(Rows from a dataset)
· · · · ·
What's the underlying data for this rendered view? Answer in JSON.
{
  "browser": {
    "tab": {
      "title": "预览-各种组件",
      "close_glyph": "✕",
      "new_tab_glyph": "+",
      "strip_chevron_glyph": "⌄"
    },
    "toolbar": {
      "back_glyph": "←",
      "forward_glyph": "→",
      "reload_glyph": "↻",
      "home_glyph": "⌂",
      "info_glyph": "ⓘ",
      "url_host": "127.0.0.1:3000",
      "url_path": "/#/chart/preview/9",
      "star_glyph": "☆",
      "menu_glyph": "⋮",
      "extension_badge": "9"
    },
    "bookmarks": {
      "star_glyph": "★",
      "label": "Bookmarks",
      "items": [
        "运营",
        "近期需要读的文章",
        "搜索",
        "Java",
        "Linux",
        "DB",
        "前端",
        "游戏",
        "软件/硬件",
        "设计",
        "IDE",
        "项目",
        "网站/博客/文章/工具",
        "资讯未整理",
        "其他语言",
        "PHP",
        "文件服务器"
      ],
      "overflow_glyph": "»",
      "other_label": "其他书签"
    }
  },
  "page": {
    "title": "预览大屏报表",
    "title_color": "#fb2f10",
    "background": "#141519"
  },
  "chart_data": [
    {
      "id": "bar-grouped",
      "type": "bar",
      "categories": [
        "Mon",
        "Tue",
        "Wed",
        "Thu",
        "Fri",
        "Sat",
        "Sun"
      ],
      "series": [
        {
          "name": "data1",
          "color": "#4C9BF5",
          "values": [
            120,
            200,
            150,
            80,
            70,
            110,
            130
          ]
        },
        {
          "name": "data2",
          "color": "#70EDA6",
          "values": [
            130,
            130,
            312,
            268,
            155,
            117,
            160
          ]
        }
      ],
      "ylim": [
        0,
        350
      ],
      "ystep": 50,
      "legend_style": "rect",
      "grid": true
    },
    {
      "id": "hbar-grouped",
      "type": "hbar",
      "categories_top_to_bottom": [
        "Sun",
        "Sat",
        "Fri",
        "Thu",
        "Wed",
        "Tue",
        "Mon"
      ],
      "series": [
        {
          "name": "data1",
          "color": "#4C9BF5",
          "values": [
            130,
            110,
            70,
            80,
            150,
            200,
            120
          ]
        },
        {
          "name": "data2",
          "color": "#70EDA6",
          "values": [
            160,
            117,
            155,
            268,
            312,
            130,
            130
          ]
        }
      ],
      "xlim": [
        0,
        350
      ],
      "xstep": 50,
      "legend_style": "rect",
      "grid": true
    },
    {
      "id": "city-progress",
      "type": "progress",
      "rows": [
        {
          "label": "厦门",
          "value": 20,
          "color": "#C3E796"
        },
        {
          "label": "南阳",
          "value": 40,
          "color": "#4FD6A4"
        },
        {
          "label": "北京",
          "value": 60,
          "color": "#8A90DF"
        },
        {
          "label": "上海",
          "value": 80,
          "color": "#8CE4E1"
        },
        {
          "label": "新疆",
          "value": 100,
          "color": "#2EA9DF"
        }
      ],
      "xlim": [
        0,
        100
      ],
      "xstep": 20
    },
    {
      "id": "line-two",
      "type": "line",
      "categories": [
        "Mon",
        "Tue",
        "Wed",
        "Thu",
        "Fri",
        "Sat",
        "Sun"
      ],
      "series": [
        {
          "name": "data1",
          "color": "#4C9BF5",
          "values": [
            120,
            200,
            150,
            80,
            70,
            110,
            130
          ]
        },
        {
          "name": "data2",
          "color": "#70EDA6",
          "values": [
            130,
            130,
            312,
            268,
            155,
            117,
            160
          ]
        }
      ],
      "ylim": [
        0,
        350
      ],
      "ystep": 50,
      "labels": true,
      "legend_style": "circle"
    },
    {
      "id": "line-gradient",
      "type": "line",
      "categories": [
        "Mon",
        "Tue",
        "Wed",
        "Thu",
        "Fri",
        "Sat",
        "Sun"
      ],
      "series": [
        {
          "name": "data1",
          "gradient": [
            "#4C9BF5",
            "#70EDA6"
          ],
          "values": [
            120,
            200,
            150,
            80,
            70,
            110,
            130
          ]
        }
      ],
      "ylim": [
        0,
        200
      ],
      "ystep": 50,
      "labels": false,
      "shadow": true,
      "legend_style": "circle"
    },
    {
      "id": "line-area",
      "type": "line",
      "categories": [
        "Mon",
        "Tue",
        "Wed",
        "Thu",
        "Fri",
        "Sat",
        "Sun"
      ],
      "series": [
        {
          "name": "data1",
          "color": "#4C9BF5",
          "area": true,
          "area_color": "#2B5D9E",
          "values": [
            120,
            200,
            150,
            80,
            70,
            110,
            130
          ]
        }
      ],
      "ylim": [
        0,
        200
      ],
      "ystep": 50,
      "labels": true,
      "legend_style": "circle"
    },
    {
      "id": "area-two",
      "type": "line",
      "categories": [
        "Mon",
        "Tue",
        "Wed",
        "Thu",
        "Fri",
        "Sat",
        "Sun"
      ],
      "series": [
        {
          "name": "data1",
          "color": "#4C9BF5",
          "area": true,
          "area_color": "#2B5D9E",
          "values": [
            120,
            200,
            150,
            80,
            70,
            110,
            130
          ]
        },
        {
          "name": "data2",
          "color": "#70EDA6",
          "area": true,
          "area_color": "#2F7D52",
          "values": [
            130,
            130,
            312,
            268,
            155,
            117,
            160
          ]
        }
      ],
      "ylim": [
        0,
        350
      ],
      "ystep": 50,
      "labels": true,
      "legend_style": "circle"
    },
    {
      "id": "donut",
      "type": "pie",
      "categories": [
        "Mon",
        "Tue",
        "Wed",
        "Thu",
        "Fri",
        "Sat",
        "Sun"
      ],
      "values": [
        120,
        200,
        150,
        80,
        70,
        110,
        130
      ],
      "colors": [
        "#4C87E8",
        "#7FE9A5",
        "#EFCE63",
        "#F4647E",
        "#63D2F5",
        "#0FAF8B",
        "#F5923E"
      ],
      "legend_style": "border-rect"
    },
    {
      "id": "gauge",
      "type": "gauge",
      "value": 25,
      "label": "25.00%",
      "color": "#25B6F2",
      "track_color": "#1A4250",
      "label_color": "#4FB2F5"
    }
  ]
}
· · · · ·
● Problem requirements: Extract, word for word, each line of the listing above.

● Written answer:
What's the underlying data for this rendered view? Answer in JSON.
{
  "browser": {
    "tab": {
      "title": "预览-各种组件",
      "close_glyph": "✕",
      "new_tab_glyph": "+",
      "strip_chevron_glyph": "⌄"
    },
    "toolbar": {
      "back_glyph": "←",
      "forward_glyph": "→",
      "reload_glyph": "↻",
      "home_glyph": "⌂",
      "info_glyph": "ⓘ",
      "url_host": "127.0.0.1:3000",
      "url_path": "/#/chart/preview/9",
      "star_glyph": "☆",
      "menu_glyph": "⋮",
      "extension_badge": "9"
    },
    "bookmarks": {
      "star_glyph": "★",
      "label": "Bookmarks",
      "items": [
        "运营",
        "近期需要读的文章",
        "搜索",
        "Java",
        "Linux",
        "DB",
        "前端",
        "游戏",
        "软件/硬件",
        "设计",
        "IDE",
        "项目",
        "网站/博客/文章/工具",
        "资讯未整理",
        "其他语言",
        "PHP",
        "文件服务器"
      ],
      "overflow_glyph": "»",
      "other_label": "其他书签"
    }
  },
  "page": {
    "title": "预览大屏报表",
    "title_color": "#fb2f10",
    "background": "#141519"
  },
  "chart_data": [
    {
      "id": "bar-grouped",
      "type": "bar",
      "categories": [
        "Mon",
        "Tue",
        "Wed",
        "Thu",
        "Fri",
        "Sat",
        "Sun"
      ],
      "series": [
        {
          "name": "data1",
          "color": "#4C9BF5",
          "values": [
            120,
            200,
            150,
            80,
            70,
            110,
            130
          ]
        },
        {
          "name": "data2",
          "color": "#70EDA6",
          "values": [
            130,
            130,
            312,
            268,
            155,
            117,
            160
          ]
        }
      ],
      "ylim": [
        0,
        350
      ],
      "ystep": 50,
      "legend_style": "rect",
      "grid": true
    },
    {
      "id": "hbar-grouped",
      "type": "hbar",
      "categories_top_to_bottom": [
        "Sun",
        "Sat",
        "Fri",
        "Thu",
        "Wed",
        "Tue",
        "Mon"
      ],
      "series": [
        {
          "name": "data1",
          "color": "#4C9BF5",
          "values": [
            130,
            110,
            70,
            80,
            150,
            200,
            120
          ]
        },
        {
          "name": "data2",
          "color": "#70EDA6",
          "values": [
            160,
            117,
            155,
            268,
            312,
            130,
            130
          ]
        }
      ],
      "xlim": [
        0,
        350
      ],
      "xstep": 50,
      "legend_style": "rect",
      "grid": true
    },
    {
      "id": "city-progress",
      "type": "progress",
      "rows": [
        {
          "label": "厦门",
          "value": 20,
          "color": "#C3E796"
        },
        {
          "label": "南阳",
          "value": 40,
          "color": "#4FD6A4"
        },
        {
          "label": "北京",
          "value": 60,
          "color": "#8A90DF"
        },
        {
          "label": "上海",
          "value": 80,
          "color": "#8CE4E1"
        },
        {
          "label": "新疆",
          "value": 100,
          "color": "#2EA9DF"
        }
      ],
      "xlim": [
        0,
        100
      ],
      "xstep": 20
    },
    {
      "id": "line-two",
      "type": "line",
      "categories": [
        "Mon",
        "Tue",
        "Wed",
        "Thu",
        "Fri",
        "Sat",
        "Sun"
      ],
      "series": [
        {
          "name": "data1",
          "color": "#4C9BF5",
          "values": [
            120,
            200,
            150,
            80,
            70,
            110,
            130
          ]
        },
        {
          "name": "data2",
          "color": "#70EDA6",
          "values": [
            130,
            130,
            312,
            268,
            155,
            117,
            160
          ]
        }
      ],
      "ylim": [
        0,
        350
      ],
      "ystep": 50,
      "labels": true,
      "legend_style": "circle"
    },
    {
      "id": "line-gradient",
      "type": "line",
      "categories": [
        "Mon",
        "Tue",
        "Wed",
        "Thu",
        "Fri",
        "Sat",
        "Sun"
      ],
      "series": [
        {
          "name": "data1",
          "gradient": [
            "#4C9BF5",
            "#70EDA6"
          ],
          "values": [
            120,
            200,
            150,
            80,
            70,
            110,
            130
          ]
        }
      ],
      "ylim": [
        0,
        200
      ],
      "ystep": 50,
      "labels": false,
      "shadow": true,
      "legend_style": "circle"
    },
    {
      "id": "line-area",
      "type": "line",
      "categories": [
        "Mon",
        "Tue",
        "Wed",
        "Thu",
        "Fri",
        "Sat",
        "Sun"
      ],
      "series": [
        {
          "name": "data1",
          "color": "#4C9BF5",
          "area": true,
          "area_color": "#2B5D9E",
          "values": [
            120,
            200,
            150,
            80,
            70,
            110,
            130
          ]
        }
      ],
      "ylim": [
        0,
        200
      ],
      "ystep": 50,
      "labels": true,
      "legend_style": "circle"
    },
    {
      "id": "area-two",
      "type": "line",
      "categories": [
        "Mon",
        "Tue",
        "Wed",
        "Thu",
        "Fri",
        "Sat",
        "Sun"
      ],
      "series": [
        {
          "name": "data1",
          "color": "#4C9BF5",
          "area": true,
          "area_color": "#2B5D9E",
          "values": [
            120,
            200,
            150,
            80,
            70,
            110,
            130
          ]
        },
        {
          "name": "data2",
          "color": "#70EDA6",
          "area": true,
          "area_color": "#2F7D52",
          "values": [
            130,
            130,
            312,
            268,
            155,
            117,
            160
          ]
        }
      ],
      "ylim": [
        0,
        350
      ],
      "ystep": 50,
      "labels": true,
      "legend_style": "circle"
    },
    {
      "id": "donut",
      "type": "pie",
      "categories": [
        "Mon",
        "Tue",
        "Wed",
        "Thu",
        "Fri",
        "Sat",
        "Sun"
      ],
      "values": [
        120,
        200,
        150,
        80,
        70,
        110,
        130
      ],
      "colors": [
        "#4C87E8",
        "#7FE9A5",
        "#EFCE63",
        "#F4647E",
        "#63D2F5",
        "#0FAF8B",
        "#F5923E"
      ],
      "legend_style": "border-rect"
    },
    {
      "id": "gauge",
      "type": "gauge",
      "value": 25,
      "label": "25.00%",
      "color": "#25B6F2",
      "track_color": "#1A4250",
      "label_color": "#4FB2F5"
    }
  ]
}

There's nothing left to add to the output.